TASK DETAILS:
Set the listing down unchanged, minus every embedded image.

DATA PROVIDED:

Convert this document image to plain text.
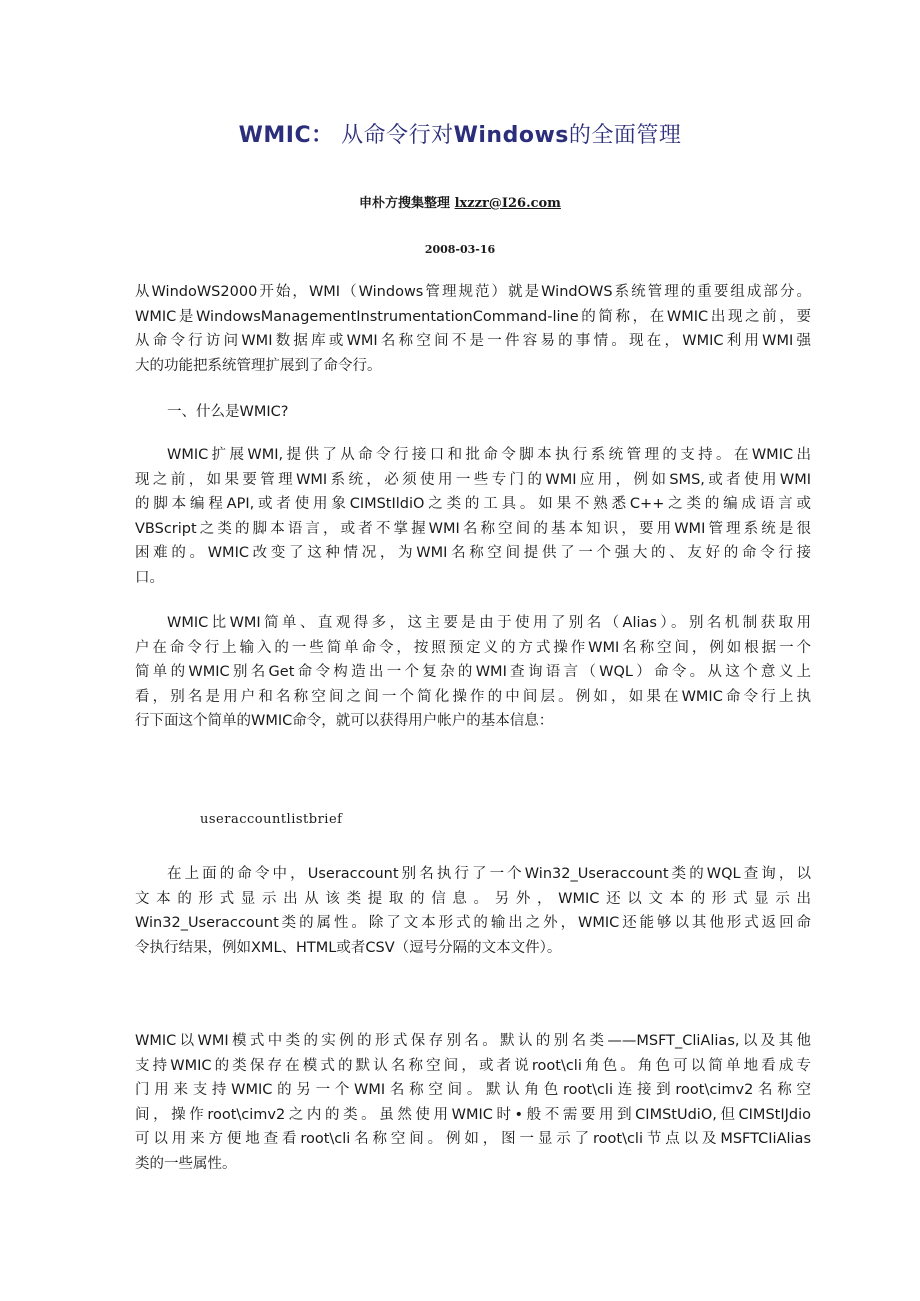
WMIC： 从命令行对Windows的全面管理
申朴方搜集整理 lxzzr@I26.com
2008-03-16
从WindoWS2000开始，WMI（Windows管理规范）就是WindOWS系统管理的重要组成部分。
WMIC是WindowsManagementInstrumentationCommand-line的简称，在WMIC出现之前，要
从命令行访问WMI数据库或WMI名称空间不是一件容易的事情。现在，WMIC利用WMI强
大的功能把系统管理扩展到了命令行。
一、什么是WMIC?
WMIC扩展WMI,提供了从命令行接口和批命令脚本执行系统管理的支持。在WMIC出
现之前，如果要管理WMI系统，必须使用一些专门的WMI应用，例如SMS,或者使用WMI
的脚本编程API,或者使用象CIMStIldiO之类的工具。如果不熟悉C++之类的编成语言或
VBScript之类的脚本语言，或者不掌握WMI名称空间的基本知识，要用WMI管理系统是很
困难的。WMIC改变了这种情况，为WMI名称空间提供了一个强大的、友好的命令行接
口。
WMIC比WMI简单、直观得多，这主要是由于使用了别名（Alias）。别名机制获取用
户在命令行上输入的一些简单命令，按照预定义的方式操作WMI名称空间，例如根据一个
简单的WMIC别名Get命令构造出一个复杂的WMI查询语言（WQL）命令。从这个意义上
看，别名是用户和名称空间之间一个简化操作的中间层。例如，如果在WMIC命令行上执
行下面这个简单的WMIC命令，就可以获得用户帐户的基本信息：
useraccountlistbrief
在上面的命令中，Useraccount别名执行了一个Win32_Useraccount类的WQL查询，以
文本的形式显示出从该类提取的信息。另外，WMIC还以文本的形式显示出
Win32_Useraccount类的属性。除了文本形式的输出之外，WMIC还能够以其他形式返回命
令执行结果，例如XML、HTML或者CSV（逗号分隔的文本文件）。
WMIC以WMI模式中类的实例的形式保存别名。默认的别名类——MSFT_CliAlias,以及其他
支持WMIC的类保存在模式的默认名称空间，或者说root\cli角色。角色可以简单地看成专
门用来支持WMIC的另一个WMI名称空间。默认角色root\cli连接到root\cimv2名称空
间，操作root\cimv2之内的类。虽然使用WMIC时•般不需要用到CIMStUdiO,但CIMStIJdio
可以用来方便地查看root\cli名称空间。例如，图一显示了root\cli节点以及MSFTCIiAlias
类的一些属性。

EXERCISE RESULT:
Convert this document image to plain text.
WMIC： 从命令行对Windows的全面管理
申朴方搜集整理 lxzzr@I26.com
2008-03-16
从WindoWS2000开始，WMI（Windows管理规范）就是WindOWS系统管理的重要组成部分。
WMIC是WindowsManagementInstrumentationCommand-line的简称，在WMIC出现之前，要
从命令行访问WMI数据库或WMI名称空间不是一件容易的事情。现在，WMIC利用WMI强
大的功能把系统管理扩展到了命令行。
一、什么是WMIC?
WMIC扩展WMI,提供了从命令行接口和批命令脚本执行系统管理的支持。在WMIC出
现之前，如果要管理WMI系统，必须使用一些专门的WMI应用，例如SMS,或者使用WMI
的脚本编程API,或者使用象CIMStIldiO之类的工具。如果不熟悉C++之类的编成语言或
VBScript之类的脚本语言，或者不掌握WMI名称空间的基本知识，要用WMI管理系统是很
困难的。WMIC改变了这种情况，为WMI名称空间提供了一个强大的、友好的命令行接
口。
WMIC比WMI简单、直观得多，这主要是由于使用了别名（Alias）。别名机制获取用
户在命令行上输入的一些简单命令，按照预定义的方式操作WMI名称空间，例如根据一个
简单的WMIC别名Get命令构造出一个复杂的WMI查询语言（WQL）命令。从这个意义上
看，别名是用户和名称空间之间一个简化操作的中间层。例如，如果在WMIC命令行上执
行下面这个简单的WMIC命令，就可以获得用户帐户的基本信息：
useraccountlistbrief
在上面的命令中，Useraccount别名执行了一个Win32_Useraccount类的WQL查询，以
文本的形式显示出从该类提取的信息。另外，WMIC还以文本的形式显示出
Win32_Useraccount类的属性。除了文本形式的输出之外，WMIC还能够以其他形式返回命
令执行结果，例如XML、HTML或者CSV（逗号分隔的文本文件）。
WMIC以WMI模式中类的实例的形式保存别名。默认的别名类——MSFT_CliAlias,以及其他
支持WMIC的类保存在模式的默认名称空间，或者说root\cli角色。角色可以简单地看成专
门用来支持WMIC的另一个WMI名称空间。默认角色root\cli连接到root\cimv2名称空
间，操作root\cimv2之内的类。虽然使用WMIC时•般不需要用到CIMStUdiO,但CIMStIJdio
可以用来方便地查看root\cli名称空间。例如，图一显示了root\cli节点以及MSFTCIiAlias
类的一些属性。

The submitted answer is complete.